Exercise brief -> Below are some records; return each one exactly.

========================

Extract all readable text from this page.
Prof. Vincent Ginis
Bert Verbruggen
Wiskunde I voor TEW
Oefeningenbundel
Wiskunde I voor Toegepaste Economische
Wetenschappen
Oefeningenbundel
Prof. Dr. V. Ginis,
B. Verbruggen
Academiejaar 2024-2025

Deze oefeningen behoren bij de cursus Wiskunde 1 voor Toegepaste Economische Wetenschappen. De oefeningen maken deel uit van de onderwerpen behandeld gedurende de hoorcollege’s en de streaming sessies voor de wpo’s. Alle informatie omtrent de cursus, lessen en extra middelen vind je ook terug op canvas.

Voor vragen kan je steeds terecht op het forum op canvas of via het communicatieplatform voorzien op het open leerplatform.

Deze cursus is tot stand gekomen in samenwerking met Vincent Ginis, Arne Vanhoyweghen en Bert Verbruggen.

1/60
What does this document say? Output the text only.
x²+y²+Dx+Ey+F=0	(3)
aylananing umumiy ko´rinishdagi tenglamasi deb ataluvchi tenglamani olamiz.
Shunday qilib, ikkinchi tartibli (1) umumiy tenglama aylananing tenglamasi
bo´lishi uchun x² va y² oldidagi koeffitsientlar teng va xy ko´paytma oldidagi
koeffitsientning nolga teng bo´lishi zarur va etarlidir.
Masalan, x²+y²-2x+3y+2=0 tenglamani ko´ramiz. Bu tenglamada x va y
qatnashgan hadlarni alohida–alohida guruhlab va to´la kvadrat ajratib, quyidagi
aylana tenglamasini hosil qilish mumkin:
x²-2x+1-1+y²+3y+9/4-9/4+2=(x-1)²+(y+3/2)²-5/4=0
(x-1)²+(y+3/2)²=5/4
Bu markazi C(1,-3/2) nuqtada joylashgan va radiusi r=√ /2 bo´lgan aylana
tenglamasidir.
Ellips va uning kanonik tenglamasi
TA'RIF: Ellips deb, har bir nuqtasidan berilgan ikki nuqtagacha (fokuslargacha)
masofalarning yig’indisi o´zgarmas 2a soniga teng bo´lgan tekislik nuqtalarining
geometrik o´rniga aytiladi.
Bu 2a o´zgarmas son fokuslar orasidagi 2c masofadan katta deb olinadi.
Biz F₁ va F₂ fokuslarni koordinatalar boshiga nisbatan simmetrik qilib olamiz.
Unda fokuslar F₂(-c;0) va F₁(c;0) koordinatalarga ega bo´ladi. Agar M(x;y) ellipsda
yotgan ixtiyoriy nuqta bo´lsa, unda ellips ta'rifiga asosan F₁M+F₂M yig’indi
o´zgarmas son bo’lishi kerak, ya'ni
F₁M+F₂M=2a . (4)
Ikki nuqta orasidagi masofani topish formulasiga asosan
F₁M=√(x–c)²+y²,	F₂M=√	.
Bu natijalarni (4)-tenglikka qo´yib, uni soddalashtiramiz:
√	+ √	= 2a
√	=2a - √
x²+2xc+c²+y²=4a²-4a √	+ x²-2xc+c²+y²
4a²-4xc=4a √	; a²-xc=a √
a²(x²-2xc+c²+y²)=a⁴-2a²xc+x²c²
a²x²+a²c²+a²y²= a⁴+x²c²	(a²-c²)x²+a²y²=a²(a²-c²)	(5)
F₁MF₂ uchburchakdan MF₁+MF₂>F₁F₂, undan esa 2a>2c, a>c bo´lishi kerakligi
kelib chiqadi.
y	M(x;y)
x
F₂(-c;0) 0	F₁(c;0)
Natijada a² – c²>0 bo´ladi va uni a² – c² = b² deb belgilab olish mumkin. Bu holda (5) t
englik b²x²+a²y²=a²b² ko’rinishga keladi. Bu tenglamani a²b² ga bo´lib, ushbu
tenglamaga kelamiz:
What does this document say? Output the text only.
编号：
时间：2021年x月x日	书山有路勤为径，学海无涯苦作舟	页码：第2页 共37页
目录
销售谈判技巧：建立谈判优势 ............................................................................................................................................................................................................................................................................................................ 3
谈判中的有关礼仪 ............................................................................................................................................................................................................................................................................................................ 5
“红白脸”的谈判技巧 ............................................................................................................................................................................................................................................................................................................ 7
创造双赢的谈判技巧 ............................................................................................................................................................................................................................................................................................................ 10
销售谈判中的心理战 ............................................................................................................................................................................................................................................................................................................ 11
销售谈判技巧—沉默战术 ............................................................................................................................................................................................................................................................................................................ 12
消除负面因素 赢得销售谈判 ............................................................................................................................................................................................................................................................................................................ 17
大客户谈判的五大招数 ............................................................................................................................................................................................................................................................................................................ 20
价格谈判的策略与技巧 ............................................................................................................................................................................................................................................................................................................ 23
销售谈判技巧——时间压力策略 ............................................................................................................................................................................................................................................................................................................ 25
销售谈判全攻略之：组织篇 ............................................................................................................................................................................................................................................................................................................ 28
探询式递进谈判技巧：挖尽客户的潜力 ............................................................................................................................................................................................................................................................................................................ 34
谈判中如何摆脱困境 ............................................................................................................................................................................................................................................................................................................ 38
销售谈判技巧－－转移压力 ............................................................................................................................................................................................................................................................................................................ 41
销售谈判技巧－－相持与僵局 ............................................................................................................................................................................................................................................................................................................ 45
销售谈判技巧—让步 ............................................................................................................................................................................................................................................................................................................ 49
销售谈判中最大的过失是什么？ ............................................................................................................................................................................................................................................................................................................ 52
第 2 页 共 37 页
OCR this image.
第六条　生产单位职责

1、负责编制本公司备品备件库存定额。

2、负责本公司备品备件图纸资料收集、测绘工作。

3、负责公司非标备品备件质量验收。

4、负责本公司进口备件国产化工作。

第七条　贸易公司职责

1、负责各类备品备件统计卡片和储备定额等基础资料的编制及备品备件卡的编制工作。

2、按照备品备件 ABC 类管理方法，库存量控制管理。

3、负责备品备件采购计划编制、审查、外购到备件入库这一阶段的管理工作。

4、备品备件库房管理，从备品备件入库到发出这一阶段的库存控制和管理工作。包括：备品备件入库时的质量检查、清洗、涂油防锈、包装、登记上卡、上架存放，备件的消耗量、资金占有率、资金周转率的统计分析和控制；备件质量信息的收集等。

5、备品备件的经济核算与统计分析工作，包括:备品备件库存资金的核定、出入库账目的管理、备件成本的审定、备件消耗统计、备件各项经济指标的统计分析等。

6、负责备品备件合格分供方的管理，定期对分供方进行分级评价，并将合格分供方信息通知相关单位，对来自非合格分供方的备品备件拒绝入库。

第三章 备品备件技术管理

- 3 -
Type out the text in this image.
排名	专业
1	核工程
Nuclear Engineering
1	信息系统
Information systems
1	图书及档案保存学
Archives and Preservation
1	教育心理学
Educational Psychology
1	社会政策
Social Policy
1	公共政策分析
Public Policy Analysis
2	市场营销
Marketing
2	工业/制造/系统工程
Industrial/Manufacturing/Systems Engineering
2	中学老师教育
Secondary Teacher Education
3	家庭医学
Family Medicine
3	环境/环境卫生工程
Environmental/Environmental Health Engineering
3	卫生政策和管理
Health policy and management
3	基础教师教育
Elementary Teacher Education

========================

Complete answer ->
Extract all readable text from this page.
Prof. Vincent Ginis
Bert Verbruggen
Wiskunde I voor TEW
Oefeningenbundel
Wiskunde I voor Toegepaste Economische
Wetenschappen
Oefeningenbundel
Prof. Dr. V. Ginis,
B. Verbruggen
Academiejaar 2024-2025

Deze oefeningen behoren bij de cursus Wiskunde 1 voor Toegepaste Economische Wetenschappen. De oefeningen maken deel uit van de onderwerpen behandeld gedurende de hoorcollege’s en de streaming sessies voor de wpo’s. Alle informatie omtrent de cursus, lessen en extra middelen vind je ook terug op canvas.

Voor vragen kan je steeds terecht op het forum op canvas of via het communicatieplatform voorzien op het open leerplatform.

Deze cursus is tot stand gekomen in samenwerking met Vincent Ginis, Arne Vanhoyweghen en Bert Verbruggen.

1/60
What does this document say? Output the text only.
x²+y²+Dx+Ey+F=0	(3)
aylananing umumiy ko´rinishdagi tenglamasi deb ataluvchi tenglamani olamiz.
Shunday qilib, ikkinchi tartibli (1) umumiy tenglama aylananing tenglamasi
bo´lishi uchun x² va y² oldidagi koeffitsientlar teng va xy ko´paytma oldidagi
koeffitsientning nolga teng bo´lishi zarur va etarlidir.
Masalan, x²+y²-2x+3y+2=0 tenglamani ko´ramiz. Bu tenglamada x va y
qatnashgan hadlarni alohida–alohida guruhlab va to´la kvadrat ajratib, quyidagi
aylana tenglamasini hosil qilish mumkin:
x²-2x+1-1+y²+3y+9/4-9/4+2=(x-1)²+(y+3/2)²-5/4=0
(x-1)²+(y+3/2)²=5/4
Bu markazi C(1,-3/2) nuqtada joylashgan va radiusi r=√ /2 bo´lgan aylana
tenglamasidir.
Ellips va uning kanonik tenglamasi
TA'RIF: Ellips deb, har bir nuqtasidan berilgan ikki nuqtagacha (fokuslargacha)
masofalarning yig’indisi o´zgarmas 2a soniga teng bo´lgan tekislik nuqtalarining
geometrik o´rniga aytiladi.
Bu 2a o´zgarmas son fokuslar orasidagi 2c masofadan katta deb olinadi.
Biz F₁ va F₂ fokuslarni koordinatalar boshiga nisbatan simmetrik qilib olamiz.
Unda fokuslar F₂(-c;0) va F₁(c;0) koordinatalarga ega bo´ladi. Agar M(x;y) ellipsda
yotgan ixtiyoriy nuqta bo´lsa, unda ellips ta'rifiga asosan F₁M+F₂M yig’indi
o´zgarmas son bo’lishi kerak, ya'ni
F₁M+F₂M=2a . (4)
Ikki nuqta orasidagi masofani topish formulasiga asosan
F₁M=√(x–c)²+y²,	F₂M=√	.
Bu natijalarni (4)-tenglikka qo´yib, uni soddalashtiramiz:
√	+ √	= 2a
√	=2a - √
x²+2xc+c²+y²=4a²-4a √	+ x²-2xc+c²+y²
4a²-4xc=4a √	; a²-xc=a √
a²(x²-2xc+c²+y²)=a⁴-2a²xc+x²c²
a²x²+a²c²+a²y²= a⁴+x²c²	(a²-c²)x²+a²y²=a²(a²-c²)	(5)
F₁MF₂ uchburchakdan MF₁+MF₂>F₁F₂, undan esa 2a>2c, a>c bo´lishi kerakligi
kelib chiqadi.
y	M(x;y)
x
F₂(-c;0) 0	F₁(c;0)
Natijada a² – c²>0 bo´ladi va uni a² – c² = b² deb belgilab olish mumkin. Bu holda (5) t
englik b²x²+a²y²=a²b² ko’rinishga keladi. Bu tenglamani a²b² ga bo´lib, ushbu
tenglamaga kelamiz:
What does this document say? Output the text only.
编号：
时间：2021年x月x日	书山有路勤为径，学海无涯苦作舟	页码：第2页 共37页
目录
销售谈判技巧：建立谈判优势 ............................................................................................................................................................................................................................................................................................................ 3
谈判中的有关礼仪 ............................................................................................................................................................................................................................................................................................................ 5
“红白脸”的谈判技巧 ............................................................................................................................................................................................................................................................................................................ 7
创造双赢的谈判技巧 ............................................................................................................................................................................................................................................................................................................ 10
销售谈判中的心理战 ............................................................................................................................................................................................................................................................................................................ 11
销售谈判技巧—沉默战术 ............................................................................................................................................................................................................................................................................................................ 12
消除负面因素 赢得销售谈判 ............................................................................................................................................................................................................................................................................................................ 17
大客户谈判的五大招数 ............................................................................................................................................................................................................................................................................................................ 20
价格谈判的策略与技巧 ............................................................................................................................................................................................................................................................................................................ 23
销售谈判技巧——时间压力策略 ............................................................................................................................................................................................................................................................................................................ 25
销售谈判全攻略之：组织篇 ............................................................................................................................................................................................................................................................................................................ 28
探询式递进谈判技巧：挖尽客户的潜力 ............................................................................................................................................................................................................................................................................................................ 34
谈判中如何摆脱困境 ............................................................................................................................................................................................................................................................................................................ 38
销售谈判技巧－－转移压力 ............................................................................................................................................................................................................................................................................................................ 41
销售谈判技巧－－相持与僵局 ............................................................................................................................................................................................................................................................................................................ 45
销售谈判技巧—让步 ............................................................................................................................................................................................................................................................................................................ 49
销售谈判中最大的过失是什么？ ............................................................................................................................................................................................................................................................................................................ 52
第 2 页 共 37 页
OCR this image.
第六条　生产单位职责

1、负责编制本公司备品备件库存定额。

2、负责本公司备品备件图纸资料收集、测绘工作。

3、负责公司非标备品备件质量验收。

4、负责本公司进口备件国产化工作。

第七条　贸易公司职责

1、负责各类备品备件统计卡片和储备定额等基础资料的编制及备品备件卡的编制工作。

2、按照备品备件 ABC 类管理方法，库存量控制管理。

3、负责备品备件采购计划编制、审查、外购到备件入库这一阶段的管理工作。

4、备品备件库房管理，从备品备件入库到发出这一阶段的库存控制和管理工作。包括：备品备件入库时的质量检查、清洗、涂油防锈、包装、登记上卡、上架存放，备件的消耗量、资金占有率、资金周转率的统计分析和控制；备件质量信息的收集等。

5、备品备件的经济核算与统计分析工作，包括:备品备件库存资金的核定、出入库账目的管理、备件成本的审定、备件消耗统计、备件各项经济指标的统计分析等。

6、负责备品备件合格分供方的管理，定期对分供方进行分级评价，并将合格分供方信息通知相关单位，对来自非合格分供方的备品备件拒绝入库。

第三章 备品备件技术管理

- 3 -
Type out the text in this image.
排名	专业
1	核工程
Nuclear Engineering
1	信息系统
Information systems
1	图书及档案保存学
Archives and Preservation
1	教育心理学
Educational Psychology
1	社会政策
Social Policy
1	公共政策分析
Public Policy Analysis
2	市场营销
Marketing
2	工业/制造/系统工程
Industrial/Manufacturing/Systems Engineering
2	中学老师教育
Secondary Teacher Education
3	家庭医学
Family Medicine
3	环境/环境卫生工程
Environmental/Environmental Health Engineering
3	卫生政策和管理
Health policy and management
3	基础教师教育
Elementary Teacher Education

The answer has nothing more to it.